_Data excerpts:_
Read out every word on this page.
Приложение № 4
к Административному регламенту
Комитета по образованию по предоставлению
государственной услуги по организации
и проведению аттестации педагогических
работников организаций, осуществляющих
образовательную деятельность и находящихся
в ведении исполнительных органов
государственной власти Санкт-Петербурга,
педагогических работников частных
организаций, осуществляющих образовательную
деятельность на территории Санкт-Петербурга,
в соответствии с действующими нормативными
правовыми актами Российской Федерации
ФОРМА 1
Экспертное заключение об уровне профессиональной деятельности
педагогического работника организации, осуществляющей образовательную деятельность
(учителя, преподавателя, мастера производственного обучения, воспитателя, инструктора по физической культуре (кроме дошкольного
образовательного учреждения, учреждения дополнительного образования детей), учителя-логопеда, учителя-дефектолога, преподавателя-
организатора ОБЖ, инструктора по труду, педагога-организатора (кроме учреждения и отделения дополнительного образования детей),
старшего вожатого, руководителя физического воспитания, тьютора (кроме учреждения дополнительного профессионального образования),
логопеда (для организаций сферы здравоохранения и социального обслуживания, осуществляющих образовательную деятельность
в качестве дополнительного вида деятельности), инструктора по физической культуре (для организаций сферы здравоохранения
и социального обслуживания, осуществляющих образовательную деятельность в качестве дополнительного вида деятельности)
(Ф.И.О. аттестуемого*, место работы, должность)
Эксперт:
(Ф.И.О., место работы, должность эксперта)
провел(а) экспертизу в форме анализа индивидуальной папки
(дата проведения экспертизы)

_DIRECTIONS FOR THIS TASK:_ Extract every record. Keep wording exact.

_TASK OUTPUT:_
Read out every word on this page.
Приложение № 4
к Административному регламенту
Комитета по образованию по предоставлению
государственной услуги по организации
и проведению аттестации педагогических
работников организаций, осуществляющих
образовательную деятельность и находящихся
в ведении исполнительных органов
государственной власти Санкт-Петербурга,
педагогических работников частных
организаций, осуществляющих образовательную
деятельность на территории Санкт-Петербурга,
в соответствии с действующими нормативными
правовыми актами Российской Федерации
ФОРМА 1
Экспертное заключение об уровне профессиональной деятельности
педагогического работника организации, осуществляющей образовательную деятельность
(учителя, преподавателя, мастера производственного обучения, воспитателя, инструктора по физической культуре (кроме дошкольного
образовательного учреждения, учреждения дополнительного образования детей), учителя-логопеда, учителя-дефектолога, преподавателя-
организатора ОБЖ, инструктора по труду, педагога-организатора (кроме учреждения и отделения дополнительного образования детей),
старшего вожатого, руководителя физического воспитания, тьютора (кроме учреждения дополнительного профессионального образования),
логопеда (для организаций сферы здравоохранения и социального обслуживания, осуществляющих образовательную деятельность
в качестве дополнительного вида деятельности), инструктора по физической культуре (для организаций сферы здравоохранения
и социального обслуживания, осуществляющих образовательную деятельность в качестве дополнительного вида деятельности)
(Ф.И.О. аттестуемого*, место работы, должность)
Эксперт:
(Ф.И.О., место работы, должность эксперта)
провел(а) экспертизу в форме анализа индивидуальной папки
(дата проведения экспертизы)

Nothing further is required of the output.